SET EXERCISE
Your job is to restate each entry word for word.

RECORDED INFORMATION
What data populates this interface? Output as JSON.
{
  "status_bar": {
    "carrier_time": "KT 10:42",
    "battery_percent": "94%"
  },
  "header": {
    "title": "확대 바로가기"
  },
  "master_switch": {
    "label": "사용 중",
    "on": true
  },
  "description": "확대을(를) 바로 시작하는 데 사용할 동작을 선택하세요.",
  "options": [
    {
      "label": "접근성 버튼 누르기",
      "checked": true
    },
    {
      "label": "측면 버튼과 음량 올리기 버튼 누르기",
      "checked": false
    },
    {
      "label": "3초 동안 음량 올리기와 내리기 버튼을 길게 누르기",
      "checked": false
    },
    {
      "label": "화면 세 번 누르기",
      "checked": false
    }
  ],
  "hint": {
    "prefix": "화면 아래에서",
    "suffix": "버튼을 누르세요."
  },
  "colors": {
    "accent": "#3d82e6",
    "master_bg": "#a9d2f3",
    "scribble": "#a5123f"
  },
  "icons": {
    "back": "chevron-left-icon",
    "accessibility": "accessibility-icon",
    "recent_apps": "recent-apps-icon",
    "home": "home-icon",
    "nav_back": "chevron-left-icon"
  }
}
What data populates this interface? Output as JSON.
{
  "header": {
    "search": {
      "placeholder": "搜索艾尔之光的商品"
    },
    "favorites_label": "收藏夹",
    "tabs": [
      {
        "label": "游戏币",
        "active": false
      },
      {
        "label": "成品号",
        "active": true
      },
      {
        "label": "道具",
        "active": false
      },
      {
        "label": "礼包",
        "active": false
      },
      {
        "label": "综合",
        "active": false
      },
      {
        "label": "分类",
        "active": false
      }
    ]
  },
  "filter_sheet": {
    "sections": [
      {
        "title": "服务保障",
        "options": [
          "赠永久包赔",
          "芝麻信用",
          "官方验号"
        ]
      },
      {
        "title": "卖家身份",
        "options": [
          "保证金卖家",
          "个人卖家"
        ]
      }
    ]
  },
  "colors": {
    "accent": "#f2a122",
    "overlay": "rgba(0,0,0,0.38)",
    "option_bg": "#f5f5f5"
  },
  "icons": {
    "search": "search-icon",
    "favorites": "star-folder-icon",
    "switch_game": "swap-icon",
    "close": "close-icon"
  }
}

SOLUTION FOR THIS EXERCISE
What data populates this interface? Output as JSON.
{
  "status_bar": {
    "carrier_time": "KT 10:42",
    "battery_percent": "94%"
  },
  "header": {
    "title": "확대 바로가기"
  },
  "master_switch": {
    "label": "사용 중",
    "on": true
  },
  "description": "확대을(를) 바로 시작하는 데 사용할 동작을 선택하세요.",
  "options": [
    {
      "label": "접근성 버튼 누르기",
      "checked": true
    },
    {
      "label": "측면 버튼과 음량 올리기 버튼 누르기",
      "checked": false
    },
    {
      "label": "3초 동안 음량 올리기와 내리기 버튼을 길게 누르기",
      "checked": false
    },
    {
      "label": "화면 세 번 누르기",
      "checked": false
    }
  ],
  "hint": {
    "prefix": "화면 아래에서",
    "suffix": "버튼을 누르세요."
  },
  "colors": {
    "accent": "#3d82e6",
    "master_bg": "#a9d2f3",
    "scribble": "#a5123f"
  },
  "icons": {
    "back": "chevron-left-icon",
    "accessibility": "accessibility-icon",
    "recent_apps": "recent-apps-icon",
    "home": "home-icon",
    "nav_back": "chevron-left-icon"
  }
}
What data populates this interface? Output as JSON.
{
  "header": {
    "search": {
      "placeholder": "搜索艾尔之光的商品"
    },
    "favorites_label": "收藏夹",
    "tabs": [
      {
        "label": "游戏币",
        "active": false
      },
      {
        "label": "成品号",
        "active": true
      },
      {
        "label": "道具",
        "active": false
      },
      {
        "label": "礼包",
        "active": false
      },
      {
        "label": "综合",
        "active": false
      },
      {
        "label": "分类",
        "active": false
      }
    ]
  },
  "filter_sheet": {
    "sections": [
      {
        "title": "服务保障",
        "options": [
          "赠永久包赔",
          "芝麻信用",
          "官方验号"
        ]
      },
      {
        "title": "卖家身份",
        "options": [
          "保证金卖家",
          "个人卖家"
        ]
      }
    ]
  },
  "colors": {
    "accent": "#f2a122",
    "overlay": "rgba(0,0,0,0.38)",
    "option_bg": "#f5f5f5"
  },
  "icons": {
    "search": "search-icon",
    "favorites": "star-folder-icon",
    "switch_game": "swap-icon",
    "close": "close-icon"
  }
}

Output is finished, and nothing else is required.